⟨
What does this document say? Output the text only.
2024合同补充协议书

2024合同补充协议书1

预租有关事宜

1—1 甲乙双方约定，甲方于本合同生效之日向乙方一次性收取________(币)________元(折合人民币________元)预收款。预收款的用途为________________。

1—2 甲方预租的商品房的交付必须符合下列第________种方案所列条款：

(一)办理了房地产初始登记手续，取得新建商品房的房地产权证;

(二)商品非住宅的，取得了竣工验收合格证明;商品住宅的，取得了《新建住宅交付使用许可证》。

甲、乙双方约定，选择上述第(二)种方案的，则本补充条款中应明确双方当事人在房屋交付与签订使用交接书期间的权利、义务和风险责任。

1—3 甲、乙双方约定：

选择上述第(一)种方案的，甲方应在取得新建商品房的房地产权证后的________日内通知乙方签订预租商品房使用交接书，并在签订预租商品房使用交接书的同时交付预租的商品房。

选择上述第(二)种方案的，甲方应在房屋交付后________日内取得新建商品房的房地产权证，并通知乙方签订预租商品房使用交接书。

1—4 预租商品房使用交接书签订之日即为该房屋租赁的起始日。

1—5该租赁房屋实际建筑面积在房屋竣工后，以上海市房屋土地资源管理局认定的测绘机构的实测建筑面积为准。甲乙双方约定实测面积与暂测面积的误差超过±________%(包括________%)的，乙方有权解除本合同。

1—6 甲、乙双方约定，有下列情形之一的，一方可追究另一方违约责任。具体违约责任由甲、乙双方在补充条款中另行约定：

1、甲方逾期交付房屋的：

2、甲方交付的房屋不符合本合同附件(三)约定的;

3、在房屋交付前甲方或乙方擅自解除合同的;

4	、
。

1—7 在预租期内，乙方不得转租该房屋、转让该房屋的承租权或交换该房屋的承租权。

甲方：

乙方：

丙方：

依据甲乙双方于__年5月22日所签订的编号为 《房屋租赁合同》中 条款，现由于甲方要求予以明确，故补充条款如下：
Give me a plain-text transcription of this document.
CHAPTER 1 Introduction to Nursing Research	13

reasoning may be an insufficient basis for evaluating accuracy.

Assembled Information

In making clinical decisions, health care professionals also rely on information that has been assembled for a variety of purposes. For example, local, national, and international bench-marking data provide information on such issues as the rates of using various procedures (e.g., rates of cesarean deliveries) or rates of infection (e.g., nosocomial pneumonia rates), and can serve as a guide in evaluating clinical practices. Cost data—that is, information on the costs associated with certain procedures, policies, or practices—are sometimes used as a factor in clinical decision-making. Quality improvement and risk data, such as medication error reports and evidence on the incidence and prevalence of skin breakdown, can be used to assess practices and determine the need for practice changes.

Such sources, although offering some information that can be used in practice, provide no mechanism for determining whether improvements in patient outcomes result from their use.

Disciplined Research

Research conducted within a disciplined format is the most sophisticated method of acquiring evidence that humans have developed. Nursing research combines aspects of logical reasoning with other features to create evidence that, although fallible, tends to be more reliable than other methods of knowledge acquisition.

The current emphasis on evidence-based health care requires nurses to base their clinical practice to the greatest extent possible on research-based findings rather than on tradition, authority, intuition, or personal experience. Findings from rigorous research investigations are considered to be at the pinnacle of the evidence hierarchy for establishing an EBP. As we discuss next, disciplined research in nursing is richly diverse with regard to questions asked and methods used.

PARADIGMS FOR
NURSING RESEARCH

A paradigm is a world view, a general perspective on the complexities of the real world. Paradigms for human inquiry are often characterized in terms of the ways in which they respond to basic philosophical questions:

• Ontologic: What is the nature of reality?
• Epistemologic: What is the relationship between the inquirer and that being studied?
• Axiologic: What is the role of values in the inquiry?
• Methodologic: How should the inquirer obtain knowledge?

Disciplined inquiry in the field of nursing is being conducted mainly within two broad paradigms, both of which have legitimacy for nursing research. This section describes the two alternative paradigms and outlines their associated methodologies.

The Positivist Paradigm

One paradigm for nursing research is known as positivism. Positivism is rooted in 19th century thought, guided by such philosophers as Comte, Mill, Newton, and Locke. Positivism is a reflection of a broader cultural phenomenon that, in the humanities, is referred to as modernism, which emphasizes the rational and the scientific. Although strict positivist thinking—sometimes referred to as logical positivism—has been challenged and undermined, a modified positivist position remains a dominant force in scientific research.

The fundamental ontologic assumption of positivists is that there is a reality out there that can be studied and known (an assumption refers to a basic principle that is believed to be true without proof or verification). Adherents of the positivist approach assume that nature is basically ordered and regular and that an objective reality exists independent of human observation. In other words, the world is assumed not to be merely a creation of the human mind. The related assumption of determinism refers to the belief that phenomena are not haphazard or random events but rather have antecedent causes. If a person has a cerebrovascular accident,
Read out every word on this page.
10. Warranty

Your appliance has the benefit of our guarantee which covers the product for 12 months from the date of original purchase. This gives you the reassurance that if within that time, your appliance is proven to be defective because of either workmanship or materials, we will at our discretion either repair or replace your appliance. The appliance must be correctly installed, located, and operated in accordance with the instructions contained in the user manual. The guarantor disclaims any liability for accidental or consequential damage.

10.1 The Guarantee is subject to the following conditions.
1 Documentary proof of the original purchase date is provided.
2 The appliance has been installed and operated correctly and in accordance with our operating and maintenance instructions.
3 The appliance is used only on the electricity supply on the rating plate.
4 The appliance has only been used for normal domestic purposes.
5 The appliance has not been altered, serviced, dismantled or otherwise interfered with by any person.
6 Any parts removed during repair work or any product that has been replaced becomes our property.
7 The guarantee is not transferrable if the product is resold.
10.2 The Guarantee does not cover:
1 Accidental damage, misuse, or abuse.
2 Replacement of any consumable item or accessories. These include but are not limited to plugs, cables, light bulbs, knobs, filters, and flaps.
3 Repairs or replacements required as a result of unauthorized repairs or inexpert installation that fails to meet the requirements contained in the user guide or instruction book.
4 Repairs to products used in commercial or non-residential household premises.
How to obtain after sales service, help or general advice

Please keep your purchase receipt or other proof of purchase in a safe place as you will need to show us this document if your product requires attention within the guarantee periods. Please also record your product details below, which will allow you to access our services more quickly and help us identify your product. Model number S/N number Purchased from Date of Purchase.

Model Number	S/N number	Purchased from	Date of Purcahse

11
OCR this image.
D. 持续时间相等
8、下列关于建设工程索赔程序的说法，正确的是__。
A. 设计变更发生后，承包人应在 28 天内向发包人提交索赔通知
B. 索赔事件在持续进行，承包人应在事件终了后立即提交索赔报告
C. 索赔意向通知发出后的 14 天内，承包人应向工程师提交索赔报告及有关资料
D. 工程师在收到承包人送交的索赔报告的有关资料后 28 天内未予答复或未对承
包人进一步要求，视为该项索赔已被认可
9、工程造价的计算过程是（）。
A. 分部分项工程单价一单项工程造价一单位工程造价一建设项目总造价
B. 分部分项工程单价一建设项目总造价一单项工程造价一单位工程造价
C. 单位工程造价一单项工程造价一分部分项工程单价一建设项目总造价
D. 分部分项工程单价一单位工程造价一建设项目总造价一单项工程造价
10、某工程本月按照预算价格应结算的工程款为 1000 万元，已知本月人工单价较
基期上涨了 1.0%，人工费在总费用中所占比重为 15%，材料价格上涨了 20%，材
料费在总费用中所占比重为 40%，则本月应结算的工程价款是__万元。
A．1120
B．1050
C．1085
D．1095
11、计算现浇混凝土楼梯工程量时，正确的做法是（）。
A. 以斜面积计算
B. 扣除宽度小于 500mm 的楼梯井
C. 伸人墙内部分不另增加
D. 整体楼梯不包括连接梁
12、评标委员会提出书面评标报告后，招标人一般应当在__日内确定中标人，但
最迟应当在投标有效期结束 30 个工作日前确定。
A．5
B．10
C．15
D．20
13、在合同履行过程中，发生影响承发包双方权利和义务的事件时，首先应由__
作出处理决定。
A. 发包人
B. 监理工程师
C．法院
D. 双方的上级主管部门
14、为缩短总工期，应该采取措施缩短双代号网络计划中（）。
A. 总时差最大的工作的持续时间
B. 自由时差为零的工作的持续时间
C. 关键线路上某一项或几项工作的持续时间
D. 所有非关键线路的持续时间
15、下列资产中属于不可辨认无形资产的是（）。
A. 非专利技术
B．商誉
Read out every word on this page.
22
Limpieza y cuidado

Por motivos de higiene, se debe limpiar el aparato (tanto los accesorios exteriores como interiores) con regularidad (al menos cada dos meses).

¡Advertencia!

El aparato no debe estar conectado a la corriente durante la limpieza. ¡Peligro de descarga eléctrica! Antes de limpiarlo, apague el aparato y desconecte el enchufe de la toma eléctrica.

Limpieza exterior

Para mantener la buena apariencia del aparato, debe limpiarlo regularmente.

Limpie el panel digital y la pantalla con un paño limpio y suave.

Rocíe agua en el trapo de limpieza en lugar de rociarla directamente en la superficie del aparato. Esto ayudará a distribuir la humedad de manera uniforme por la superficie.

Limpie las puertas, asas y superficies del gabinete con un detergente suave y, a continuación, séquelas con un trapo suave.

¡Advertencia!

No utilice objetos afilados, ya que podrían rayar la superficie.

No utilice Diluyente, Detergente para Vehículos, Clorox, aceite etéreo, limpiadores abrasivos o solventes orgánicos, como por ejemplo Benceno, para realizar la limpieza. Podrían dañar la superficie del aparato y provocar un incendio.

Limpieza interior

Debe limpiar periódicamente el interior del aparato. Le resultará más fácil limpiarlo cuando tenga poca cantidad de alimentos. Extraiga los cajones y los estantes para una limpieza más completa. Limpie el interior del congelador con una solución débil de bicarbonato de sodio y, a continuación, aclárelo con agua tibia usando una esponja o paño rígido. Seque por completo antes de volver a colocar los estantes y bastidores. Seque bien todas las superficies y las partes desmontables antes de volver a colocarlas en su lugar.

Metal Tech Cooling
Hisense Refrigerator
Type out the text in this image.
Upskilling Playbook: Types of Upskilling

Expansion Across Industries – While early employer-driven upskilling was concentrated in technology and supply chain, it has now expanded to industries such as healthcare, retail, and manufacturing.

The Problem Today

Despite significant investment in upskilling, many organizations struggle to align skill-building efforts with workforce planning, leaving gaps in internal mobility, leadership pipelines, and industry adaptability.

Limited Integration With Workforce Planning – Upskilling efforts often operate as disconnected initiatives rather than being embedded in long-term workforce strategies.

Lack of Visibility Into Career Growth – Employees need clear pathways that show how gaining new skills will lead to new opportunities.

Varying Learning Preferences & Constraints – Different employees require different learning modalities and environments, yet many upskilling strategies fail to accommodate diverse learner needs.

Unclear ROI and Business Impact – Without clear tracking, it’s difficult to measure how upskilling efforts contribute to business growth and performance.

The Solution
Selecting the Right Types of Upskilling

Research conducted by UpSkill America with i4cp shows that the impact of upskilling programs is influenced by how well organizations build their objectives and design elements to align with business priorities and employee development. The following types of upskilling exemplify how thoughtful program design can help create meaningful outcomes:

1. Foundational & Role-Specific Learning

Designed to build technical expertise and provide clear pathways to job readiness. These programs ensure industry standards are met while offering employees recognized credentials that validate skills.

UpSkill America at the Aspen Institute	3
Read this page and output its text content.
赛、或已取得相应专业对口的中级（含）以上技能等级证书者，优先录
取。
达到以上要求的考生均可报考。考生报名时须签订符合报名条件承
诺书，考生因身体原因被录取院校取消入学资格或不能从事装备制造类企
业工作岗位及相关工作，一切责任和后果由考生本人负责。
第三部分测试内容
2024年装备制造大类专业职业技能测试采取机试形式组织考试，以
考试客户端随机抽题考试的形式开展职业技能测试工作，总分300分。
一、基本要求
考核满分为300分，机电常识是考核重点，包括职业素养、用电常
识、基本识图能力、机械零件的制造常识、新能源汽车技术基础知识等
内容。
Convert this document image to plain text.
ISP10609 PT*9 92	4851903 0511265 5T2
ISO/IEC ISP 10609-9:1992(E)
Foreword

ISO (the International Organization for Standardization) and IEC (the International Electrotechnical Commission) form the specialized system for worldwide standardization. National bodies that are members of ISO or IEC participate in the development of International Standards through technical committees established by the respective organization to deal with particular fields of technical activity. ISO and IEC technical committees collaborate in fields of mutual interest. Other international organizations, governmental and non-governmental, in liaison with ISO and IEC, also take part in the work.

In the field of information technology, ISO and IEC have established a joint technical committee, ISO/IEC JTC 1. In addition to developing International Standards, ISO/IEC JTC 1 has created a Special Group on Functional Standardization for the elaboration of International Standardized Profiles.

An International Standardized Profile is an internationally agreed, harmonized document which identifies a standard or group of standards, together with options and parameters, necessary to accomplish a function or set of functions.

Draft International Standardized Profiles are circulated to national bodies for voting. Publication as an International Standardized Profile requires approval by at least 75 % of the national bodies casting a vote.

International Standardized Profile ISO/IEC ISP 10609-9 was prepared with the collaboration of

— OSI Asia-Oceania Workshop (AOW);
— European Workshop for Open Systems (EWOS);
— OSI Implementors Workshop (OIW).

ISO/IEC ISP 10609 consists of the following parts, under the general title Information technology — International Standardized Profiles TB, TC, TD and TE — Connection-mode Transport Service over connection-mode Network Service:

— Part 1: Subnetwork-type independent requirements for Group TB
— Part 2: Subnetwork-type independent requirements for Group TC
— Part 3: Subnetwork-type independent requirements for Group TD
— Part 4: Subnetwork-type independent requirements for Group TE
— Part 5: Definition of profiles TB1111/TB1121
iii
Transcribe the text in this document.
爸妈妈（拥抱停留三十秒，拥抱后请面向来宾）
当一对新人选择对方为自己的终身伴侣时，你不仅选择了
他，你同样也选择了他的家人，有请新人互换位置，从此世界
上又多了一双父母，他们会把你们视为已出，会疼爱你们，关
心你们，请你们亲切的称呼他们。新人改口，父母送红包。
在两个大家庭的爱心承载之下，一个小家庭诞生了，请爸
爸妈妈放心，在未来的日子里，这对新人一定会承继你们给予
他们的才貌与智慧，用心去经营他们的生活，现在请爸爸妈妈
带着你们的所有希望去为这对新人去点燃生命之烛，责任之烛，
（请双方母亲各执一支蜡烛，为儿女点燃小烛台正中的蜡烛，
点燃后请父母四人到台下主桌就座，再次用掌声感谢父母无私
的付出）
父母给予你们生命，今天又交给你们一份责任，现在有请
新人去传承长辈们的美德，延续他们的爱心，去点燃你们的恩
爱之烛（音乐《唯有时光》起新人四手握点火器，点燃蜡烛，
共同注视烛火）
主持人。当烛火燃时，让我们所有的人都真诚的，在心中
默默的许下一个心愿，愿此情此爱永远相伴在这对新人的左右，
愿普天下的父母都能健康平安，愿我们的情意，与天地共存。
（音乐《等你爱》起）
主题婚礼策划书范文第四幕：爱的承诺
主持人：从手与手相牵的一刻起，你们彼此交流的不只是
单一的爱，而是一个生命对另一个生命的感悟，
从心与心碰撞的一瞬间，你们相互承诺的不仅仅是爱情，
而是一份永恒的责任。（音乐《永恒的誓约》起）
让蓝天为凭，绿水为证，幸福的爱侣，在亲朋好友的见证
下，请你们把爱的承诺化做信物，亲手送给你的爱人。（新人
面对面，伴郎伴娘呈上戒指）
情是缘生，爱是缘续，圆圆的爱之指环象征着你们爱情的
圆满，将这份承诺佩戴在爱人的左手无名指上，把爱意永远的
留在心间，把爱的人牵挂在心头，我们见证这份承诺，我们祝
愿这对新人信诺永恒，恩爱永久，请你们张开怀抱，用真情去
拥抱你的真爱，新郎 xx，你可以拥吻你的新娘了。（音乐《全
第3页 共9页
⟩
WORK TO COMPLETE
Tally how many lines in the material above hold the word "practice". Write only that number.

EXERCISE SOLUTION
3